> Available records
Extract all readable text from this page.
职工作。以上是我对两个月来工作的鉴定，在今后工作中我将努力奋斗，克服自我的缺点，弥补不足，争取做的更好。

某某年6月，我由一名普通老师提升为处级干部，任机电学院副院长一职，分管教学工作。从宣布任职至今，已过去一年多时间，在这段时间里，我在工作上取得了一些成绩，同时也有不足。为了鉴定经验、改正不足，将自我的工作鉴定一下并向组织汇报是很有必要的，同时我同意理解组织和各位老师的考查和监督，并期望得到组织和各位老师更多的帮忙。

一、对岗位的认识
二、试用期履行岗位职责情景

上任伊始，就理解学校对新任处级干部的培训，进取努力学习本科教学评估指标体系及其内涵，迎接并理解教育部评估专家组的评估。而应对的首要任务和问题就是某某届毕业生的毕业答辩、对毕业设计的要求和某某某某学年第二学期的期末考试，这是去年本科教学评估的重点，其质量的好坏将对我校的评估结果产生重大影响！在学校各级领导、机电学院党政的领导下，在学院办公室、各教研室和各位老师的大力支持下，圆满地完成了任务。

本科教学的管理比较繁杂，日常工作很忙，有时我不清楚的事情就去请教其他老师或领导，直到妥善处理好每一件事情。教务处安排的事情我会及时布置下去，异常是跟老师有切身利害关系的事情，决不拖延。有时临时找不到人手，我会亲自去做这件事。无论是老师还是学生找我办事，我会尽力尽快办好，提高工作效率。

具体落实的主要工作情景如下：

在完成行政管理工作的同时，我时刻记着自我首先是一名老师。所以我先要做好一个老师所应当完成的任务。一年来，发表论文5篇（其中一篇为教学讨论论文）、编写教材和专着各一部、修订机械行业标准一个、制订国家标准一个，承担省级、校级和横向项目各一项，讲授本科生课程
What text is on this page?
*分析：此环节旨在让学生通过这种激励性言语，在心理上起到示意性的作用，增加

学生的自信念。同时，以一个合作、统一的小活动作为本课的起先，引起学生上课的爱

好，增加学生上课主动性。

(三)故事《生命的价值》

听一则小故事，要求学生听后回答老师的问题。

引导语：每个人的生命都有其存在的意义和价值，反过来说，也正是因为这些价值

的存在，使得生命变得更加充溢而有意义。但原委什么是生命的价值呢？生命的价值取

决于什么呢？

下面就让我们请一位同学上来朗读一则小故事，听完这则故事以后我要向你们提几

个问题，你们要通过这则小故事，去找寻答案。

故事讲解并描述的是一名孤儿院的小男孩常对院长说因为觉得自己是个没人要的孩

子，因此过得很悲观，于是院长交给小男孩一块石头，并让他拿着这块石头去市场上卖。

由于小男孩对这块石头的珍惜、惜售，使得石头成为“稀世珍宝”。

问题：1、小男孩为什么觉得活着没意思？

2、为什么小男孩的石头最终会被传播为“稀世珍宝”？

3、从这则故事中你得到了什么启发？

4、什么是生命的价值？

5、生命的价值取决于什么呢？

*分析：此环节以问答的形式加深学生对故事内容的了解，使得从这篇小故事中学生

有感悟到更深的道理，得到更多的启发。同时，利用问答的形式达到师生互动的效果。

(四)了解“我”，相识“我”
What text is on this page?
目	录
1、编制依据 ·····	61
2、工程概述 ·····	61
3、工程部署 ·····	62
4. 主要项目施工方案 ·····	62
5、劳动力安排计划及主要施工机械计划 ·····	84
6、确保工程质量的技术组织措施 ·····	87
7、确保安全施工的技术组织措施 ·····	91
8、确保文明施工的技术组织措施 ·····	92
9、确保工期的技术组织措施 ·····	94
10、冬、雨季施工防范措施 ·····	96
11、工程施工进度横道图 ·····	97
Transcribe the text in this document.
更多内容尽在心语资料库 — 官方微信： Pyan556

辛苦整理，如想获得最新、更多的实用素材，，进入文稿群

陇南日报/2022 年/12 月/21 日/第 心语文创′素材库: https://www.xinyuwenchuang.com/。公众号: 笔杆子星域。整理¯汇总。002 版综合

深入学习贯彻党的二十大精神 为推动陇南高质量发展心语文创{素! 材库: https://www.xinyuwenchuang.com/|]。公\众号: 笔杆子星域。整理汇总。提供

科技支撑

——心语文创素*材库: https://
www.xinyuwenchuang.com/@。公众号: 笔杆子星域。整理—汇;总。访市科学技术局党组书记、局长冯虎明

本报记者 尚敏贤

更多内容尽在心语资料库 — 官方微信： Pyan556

> Written task
Isolate the lines that hold the word "笔杆子星域" and copy all of them.

> Solution to the exercise
陇南日报/2022 年/12 月/21 日/第 心语文创′素材库: https://www.xinyuwenchuang.com/。公众号: 笔杆子星域。整理¯汇总。002 版综合
深入学习贯彻党的二十大精神 为推动陇南高质量发展心语文创{素! 材库: https://www.xinyuwenchuang.com/|]。公\众号: 笔杆子星域。整理汇总。提供
www.xinyuwenchuang.com/@。公众号: 笔杆子星域。整理—汇;总。访市科学技术局党组书记、局长冯虎明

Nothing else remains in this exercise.